__Challenge__:
Find the lines holding "this" and copy them.

Dataset entries
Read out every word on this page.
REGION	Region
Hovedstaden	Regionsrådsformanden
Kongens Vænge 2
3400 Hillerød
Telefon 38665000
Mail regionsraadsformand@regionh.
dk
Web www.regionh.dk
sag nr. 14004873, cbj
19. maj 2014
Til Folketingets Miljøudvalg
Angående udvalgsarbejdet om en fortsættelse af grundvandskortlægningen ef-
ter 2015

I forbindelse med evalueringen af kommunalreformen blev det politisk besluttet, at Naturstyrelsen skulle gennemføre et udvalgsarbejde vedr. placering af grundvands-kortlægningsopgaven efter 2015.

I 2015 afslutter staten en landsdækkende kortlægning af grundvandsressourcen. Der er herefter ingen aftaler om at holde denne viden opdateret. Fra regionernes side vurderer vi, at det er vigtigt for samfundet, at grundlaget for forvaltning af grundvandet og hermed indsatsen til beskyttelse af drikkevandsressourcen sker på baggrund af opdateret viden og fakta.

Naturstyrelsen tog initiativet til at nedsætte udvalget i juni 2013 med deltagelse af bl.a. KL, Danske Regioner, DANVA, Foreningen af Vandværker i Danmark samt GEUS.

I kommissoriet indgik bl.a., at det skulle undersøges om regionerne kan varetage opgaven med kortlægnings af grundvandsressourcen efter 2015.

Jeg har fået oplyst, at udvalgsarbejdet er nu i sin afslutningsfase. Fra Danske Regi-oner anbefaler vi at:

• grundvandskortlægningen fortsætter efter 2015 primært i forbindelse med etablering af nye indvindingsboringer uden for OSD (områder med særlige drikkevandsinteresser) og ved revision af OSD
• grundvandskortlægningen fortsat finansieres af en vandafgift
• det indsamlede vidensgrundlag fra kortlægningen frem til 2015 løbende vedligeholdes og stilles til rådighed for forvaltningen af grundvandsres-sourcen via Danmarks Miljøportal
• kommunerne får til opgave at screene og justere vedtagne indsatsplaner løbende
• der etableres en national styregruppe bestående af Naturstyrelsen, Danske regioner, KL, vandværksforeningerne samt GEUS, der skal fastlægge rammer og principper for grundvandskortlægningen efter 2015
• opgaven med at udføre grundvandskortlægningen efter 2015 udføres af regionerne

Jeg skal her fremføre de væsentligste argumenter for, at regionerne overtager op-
--
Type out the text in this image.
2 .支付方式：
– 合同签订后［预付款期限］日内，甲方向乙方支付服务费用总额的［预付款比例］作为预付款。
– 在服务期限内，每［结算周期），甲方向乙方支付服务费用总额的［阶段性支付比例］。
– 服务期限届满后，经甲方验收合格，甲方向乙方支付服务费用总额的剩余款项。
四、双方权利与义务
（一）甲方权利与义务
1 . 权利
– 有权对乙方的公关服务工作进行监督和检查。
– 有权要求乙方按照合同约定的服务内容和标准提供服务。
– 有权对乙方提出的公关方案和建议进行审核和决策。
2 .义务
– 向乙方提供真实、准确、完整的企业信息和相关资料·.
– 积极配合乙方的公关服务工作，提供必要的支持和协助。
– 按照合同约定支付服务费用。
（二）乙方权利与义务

__Full solution__:
Read out every word on this page.
Type out the text in this image.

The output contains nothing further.